▸ **PROBLEM TO SOLVE**
Reproduce every line of the listing as written, apart from the pictures.

=== DATASET RECORDS ===

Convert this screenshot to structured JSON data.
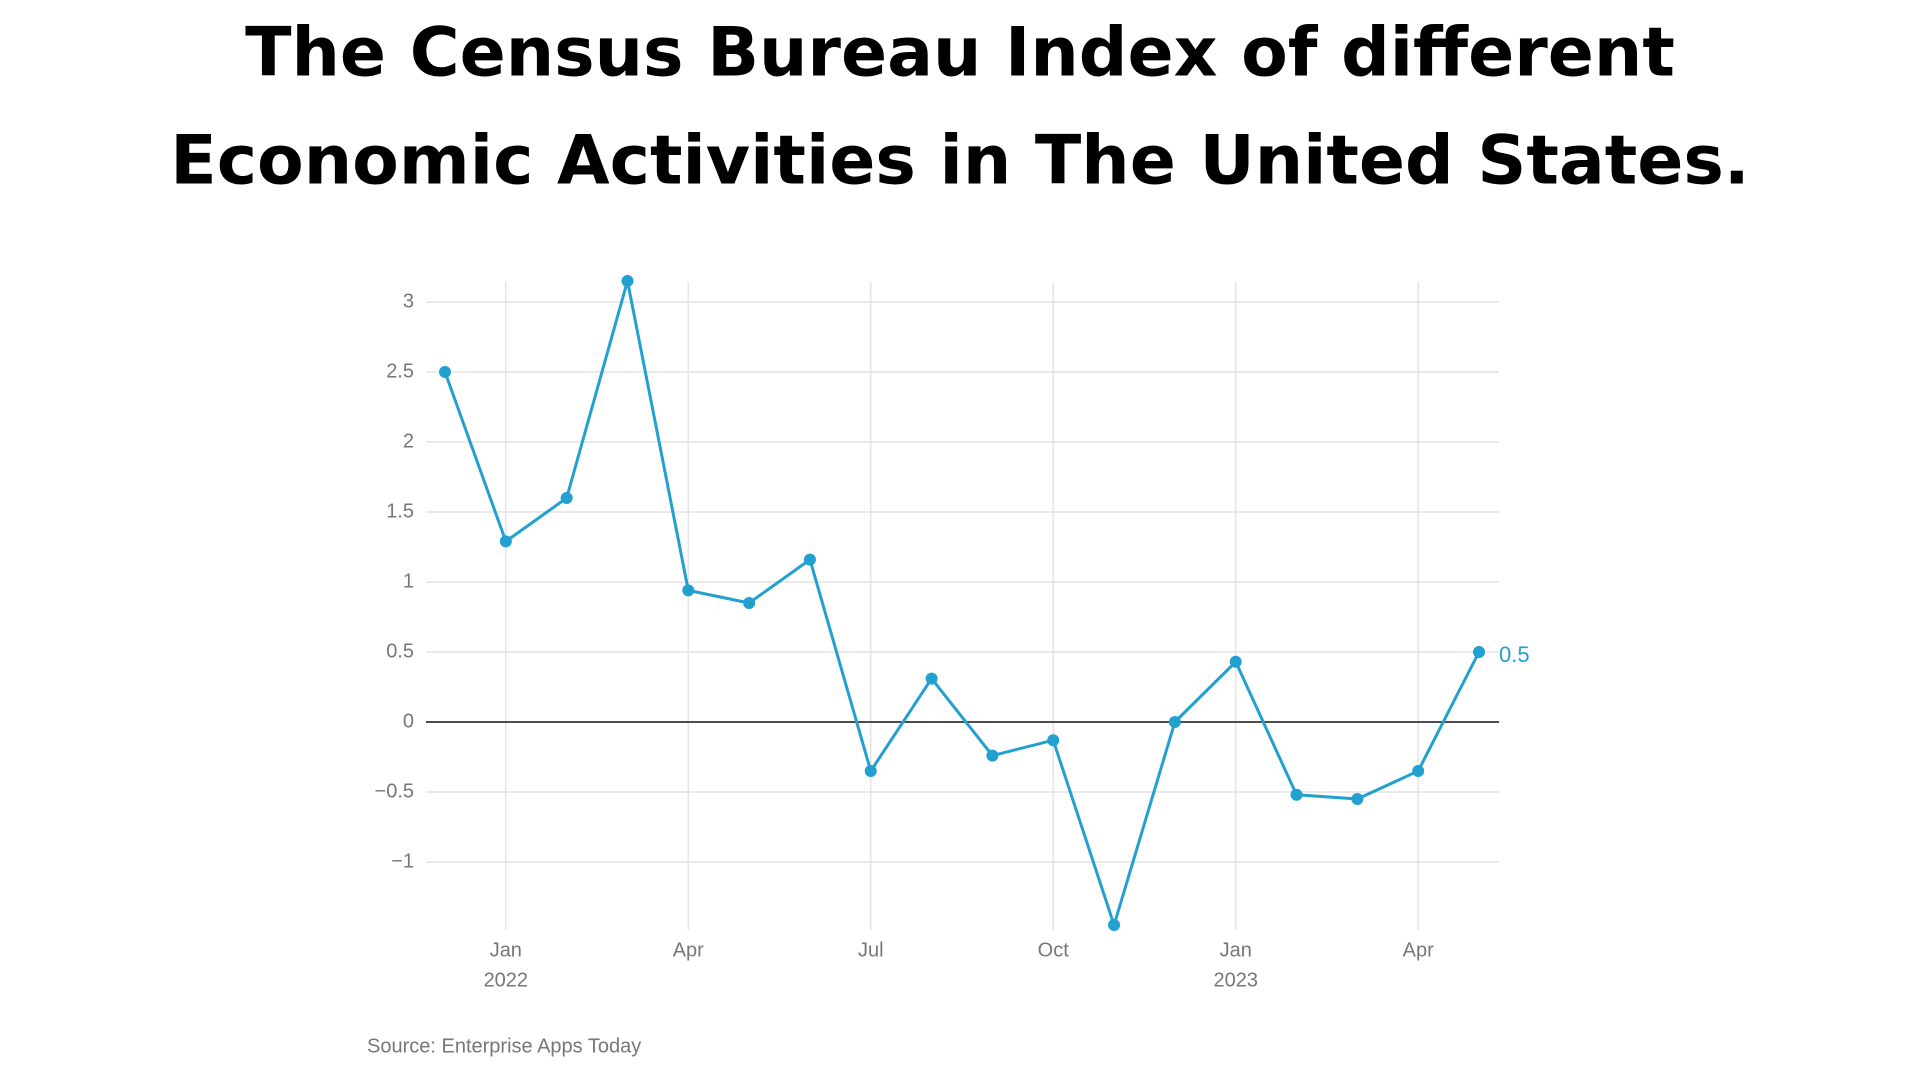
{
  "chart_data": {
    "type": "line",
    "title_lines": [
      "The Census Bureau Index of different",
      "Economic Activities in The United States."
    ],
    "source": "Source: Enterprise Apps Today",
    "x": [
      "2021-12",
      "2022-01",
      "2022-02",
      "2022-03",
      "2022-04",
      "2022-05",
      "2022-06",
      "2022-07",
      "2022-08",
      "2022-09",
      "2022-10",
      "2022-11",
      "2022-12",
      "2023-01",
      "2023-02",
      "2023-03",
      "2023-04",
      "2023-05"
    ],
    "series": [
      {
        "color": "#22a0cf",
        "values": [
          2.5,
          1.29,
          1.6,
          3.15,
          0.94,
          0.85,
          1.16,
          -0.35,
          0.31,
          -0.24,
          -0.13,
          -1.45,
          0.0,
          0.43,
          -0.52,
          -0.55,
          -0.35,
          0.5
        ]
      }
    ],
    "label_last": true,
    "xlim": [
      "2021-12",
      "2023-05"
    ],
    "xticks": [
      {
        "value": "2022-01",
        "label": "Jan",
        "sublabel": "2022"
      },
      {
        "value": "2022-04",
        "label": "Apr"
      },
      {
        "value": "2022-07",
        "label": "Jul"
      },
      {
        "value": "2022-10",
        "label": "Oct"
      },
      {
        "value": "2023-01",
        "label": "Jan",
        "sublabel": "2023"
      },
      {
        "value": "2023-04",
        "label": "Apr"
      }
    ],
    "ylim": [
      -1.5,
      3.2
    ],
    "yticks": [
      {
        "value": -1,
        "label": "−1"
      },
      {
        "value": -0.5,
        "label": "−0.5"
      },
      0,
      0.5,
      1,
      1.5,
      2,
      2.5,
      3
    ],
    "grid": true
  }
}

===

▸ **RIGHT ANSWER**
Convert this screenshot to structured JSON data.
{
  "chart_data": {
    "type": "line",
    "title_lines": [
      "The Census Bureau Index of different",
      "Economic Activities in The United States."
    ],
    "source": "Source: Enterprise Apps Today",
    "x": [
      "2021-12",
      "2022-01",
      "2022-02",
      "2022-03",
      "2022-04",
      "2022-05",
      "2022-06",
      "2022-07",
      "2022-08",
      "2022-09",
      "2022-10",
      "2022-11",
      "2022-12",
      "2023-01",
      "2023-02",
      "2023-03",
      "2023-04",
      "2023-05"
    ],
    "series": [
      {
        "color": "#22a0cf",
        "values": [
          2.5,
          1.29,
          1.6,
          3.15,
          0.94,
          0.85,
          1.16,
          -0.35,
          0.31,
          -0.24,
          -0.13,
          -1.45,
          0.0,
          0.43,
          -0.52,
          -0.55,
          -0.35,
          0.5
        ]
      }
    ],
    "label_last": true,
    "xlim": [
      "2021-12",
      "2023-05"
    ],
    "xticks": [
      {
        "value": "2022-01",
        "label": "Jan",
        "sublabel": "2022"
      },
      {
        "value": "2022-04",
        "label": "Apr"
      },
      {
        "value": "2022-07",
        "label": "Jul"
      },
      {
        "value": "2022-10",
        "label": "Oct"
      },
      {
        "value": "2023-01",
        "label": "Jan",
        "sublabel": "2023"
      },
      {
        "value": "2023-04",
        "label": "Apr"
      }
    ],
    "ylim": [
      -1.5,
      3.2
    ],
    "yticks": [
      {
        "value": -1,
        "label": "−1"
      },
      {
        "value": -0.5,
        "label": "−0.5"
      },
      0,
      0.5,
      1,
      1.5,
      2,
      2.5,
      3
    ],
    "grid": true
  }
}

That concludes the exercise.